### Stated goal:
Reproduce the following material exactly, including every line.

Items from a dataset
+-------+

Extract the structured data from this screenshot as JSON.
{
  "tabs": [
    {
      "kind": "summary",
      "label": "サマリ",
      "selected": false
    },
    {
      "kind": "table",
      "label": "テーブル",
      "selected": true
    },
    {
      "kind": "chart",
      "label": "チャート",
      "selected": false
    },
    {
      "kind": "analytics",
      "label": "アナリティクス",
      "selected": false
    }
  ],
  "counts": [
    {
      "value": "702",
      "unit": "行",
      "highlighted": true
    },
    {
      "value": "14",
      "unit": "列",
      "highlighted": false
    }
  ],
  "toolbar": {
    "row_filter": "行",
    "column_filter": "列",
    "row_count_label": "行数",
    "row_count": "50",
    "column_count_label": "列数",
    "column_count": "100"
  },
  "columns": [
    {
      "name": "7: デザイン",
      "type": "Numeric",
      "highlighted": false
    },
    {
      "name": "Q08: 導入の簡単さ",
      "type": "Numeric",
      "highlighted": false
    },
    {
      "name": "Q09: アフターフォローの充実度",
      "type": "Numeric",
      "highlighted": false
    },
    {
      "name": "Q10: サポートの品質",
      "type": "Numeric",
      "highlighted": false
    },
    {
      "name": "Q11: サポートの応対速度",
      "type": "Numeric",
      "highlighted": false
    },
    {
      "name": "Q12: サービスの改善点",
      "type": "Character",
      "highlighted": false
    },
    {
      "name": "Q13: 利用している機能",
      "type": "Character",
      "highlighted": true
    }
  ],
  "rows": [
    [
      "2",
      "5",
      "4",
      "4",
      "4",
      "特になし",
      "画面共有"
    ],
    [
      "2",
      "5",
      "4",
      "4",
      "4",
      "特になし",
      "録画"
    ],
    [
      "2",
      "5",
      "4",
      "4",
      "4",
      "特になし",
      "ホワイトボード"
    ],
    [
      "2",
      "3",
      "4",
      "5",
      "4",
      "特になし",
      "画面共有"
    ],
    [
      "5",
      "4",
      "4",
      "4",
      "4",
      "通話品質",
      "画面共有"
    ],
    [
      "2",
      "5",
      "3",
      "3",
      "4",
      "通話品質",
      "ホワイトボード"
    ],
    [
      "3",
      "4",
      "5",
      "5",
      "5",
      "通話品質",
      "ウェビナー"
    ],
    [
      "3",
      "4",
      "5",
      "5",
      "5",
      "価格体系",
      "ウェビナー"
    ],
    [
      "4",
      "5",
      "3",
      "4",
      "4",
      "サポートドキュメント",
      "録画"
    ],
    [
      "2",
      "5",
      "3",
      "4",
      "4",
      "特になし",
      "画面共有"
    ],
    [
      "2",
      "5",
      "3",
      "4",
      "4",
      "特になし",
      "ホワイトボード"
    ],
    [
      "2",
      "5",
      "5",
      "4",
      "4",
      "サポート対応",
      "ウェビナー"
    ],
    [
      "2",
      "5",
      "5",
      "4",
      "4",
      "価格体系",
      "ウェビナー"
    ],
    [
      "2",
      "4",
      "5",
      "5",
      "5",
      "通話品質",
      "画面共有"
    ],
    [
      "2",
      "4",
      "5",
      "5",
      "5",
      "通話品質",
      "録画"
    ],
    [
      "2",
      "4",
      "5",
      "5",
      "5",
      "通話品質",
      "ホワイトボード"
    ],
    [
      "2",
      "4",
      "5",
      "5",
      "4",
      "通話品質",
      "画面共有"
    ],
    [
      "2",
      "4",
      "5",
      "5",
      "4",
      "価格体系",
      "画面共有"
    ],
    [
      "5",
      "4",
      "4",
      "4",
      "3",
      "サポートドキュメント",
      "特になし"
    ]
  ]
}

+-------+

### Solution below:
Extract the structured data from this screenshot as JSON.
{
  "tabs": [
    {
      "kind": "summary",
      "label": "サマリ",
      "selected": false
    },
    {
      "kind": "table",
      "label": "テーブル",
      "selected": true
    },
    {
      "kind": "chart",
      "label": "チャート",
      "selected": false
    },
    {
      "kind": "analytics",
      "label": "アナリティクス",
      "selected": false
    }
  ],
  "counts": [
    {
      "value": "702",
      "unit": "行",
      "highlighted": true
    },
    {
      "value": "14",
      "unit": "列",
      "highlighted": false
    }
  ],
  "toolbar": {
    "row_filter": "行",
    "column_filter": "列",
    "row_count_label": "行数",
    "row_count": "50",
    "column_count_label": "列数",
    "column_count": "100"
  },
  "columns": [
    {
      "name": "7: デザイン",
      "type": "Numeric",
      "highlighted": false
    },
    {
      "name": "Q08: 導入の簡単さ",
      "type": "Numeric",
      "highlighted": false
    },
    {
      "name": "Q09: アフターフォローの充実度",
      "type": "Numeric",
      "highlighted": false
    },
    {
      "name": "Q10: サポートの品質",
      "type": "Numeric",
      "highlighted": false
    },
    {
      "name": "Q11: サポートの応対速度",
      "type": "Numeric",
      "highlighted": false
    },
    {
      "name": "Q12: サービスの改善点",
      "type": "Character",
      "highlighted": false
    },
    {
      "name": "Q13: 利用している機能",
      "type": "Character",
      "highlighted": true
    }
  ],
  "rows": [
    [
      "2",
      "5",
      "4",
      "4",
      "4",
      "特になし",
      "画面共有"
    ],
    [
      "2",
      "5",
      "4",
      "4",
      "4",
      "特になし",
      "録画"
    ],
    [
      "2",
      "5",
      "4",
      "4",
      "4",
      "特になし",
      "ホワイトボード"
    ],
    [
      "2",
      "3",
      "4",
      "5",
      "4",
      "特になし",
      "画面共有"
    ],
    [
      "5",
      "4",
      "4",
      "4",
      "4",
      "通話品質",
      "画面共有"
    ],
    [
      "2",
      "5",
      "3",
      "3",
      "4",
      "通話品質",
      "ホワイトボード"
    ],
    [
      "3",
      "4",
      "5",
      "5",
      "5",
      "通話品質",
      "ウェビナー"
    ],
    [
      "3",
      "4",
      "5",
      "5",
      "5",
      "価格体系",
      "ウェビナー"
    ],
    [
      "4",
      "5",
      "3",
      "4",
      "4",
      "サポートドキュメント",
      "録画"
    ],
    [
      "2",
      "5",
      "3",
      "4",
      "4",
      "特になし",
      "画面共有"
    ],
    [
      "2",
      "5",
      "3",
      "4",
      "4",
      "特になし",
      "ホワイトボード"
    ],
    [
      "2",
      "5",
      "5",
      "4",
      "4",
      "サポート対応",
      "ウェビナー"
    ],
    [
      "2",
      "5",
      "5",
      "4",
      "4",
      "価格体系",
      "ウェビナー"
    ],
    [
      "2",
      "4",
      "5",
      "5",
      "5",
      "通話品質",
      "画面共有"
    ],
    [
      "2",
      "4",
      "5",
      "5",
      "5",
      "通話品質",
      "録画"
    ],
    [
      "2",
      "4",
      "5",
      "5",
      "5",
      "通話品質",
      "ホワイトボード"
    ],
    [
      "2",
      "4",
      "5",
      "5",
      "4",
      "通話品質",
      "画面共有"
    ],
    [
      "2",
      "4",
      "5",
      "5",
      "4",
      "価格体系",
      "画面共有"
    ],
    [
      "5",
      "4",
      "4",
      "4",
      "3",
      "サポートドキュメント",
      "特になし"
    ]
  ]
}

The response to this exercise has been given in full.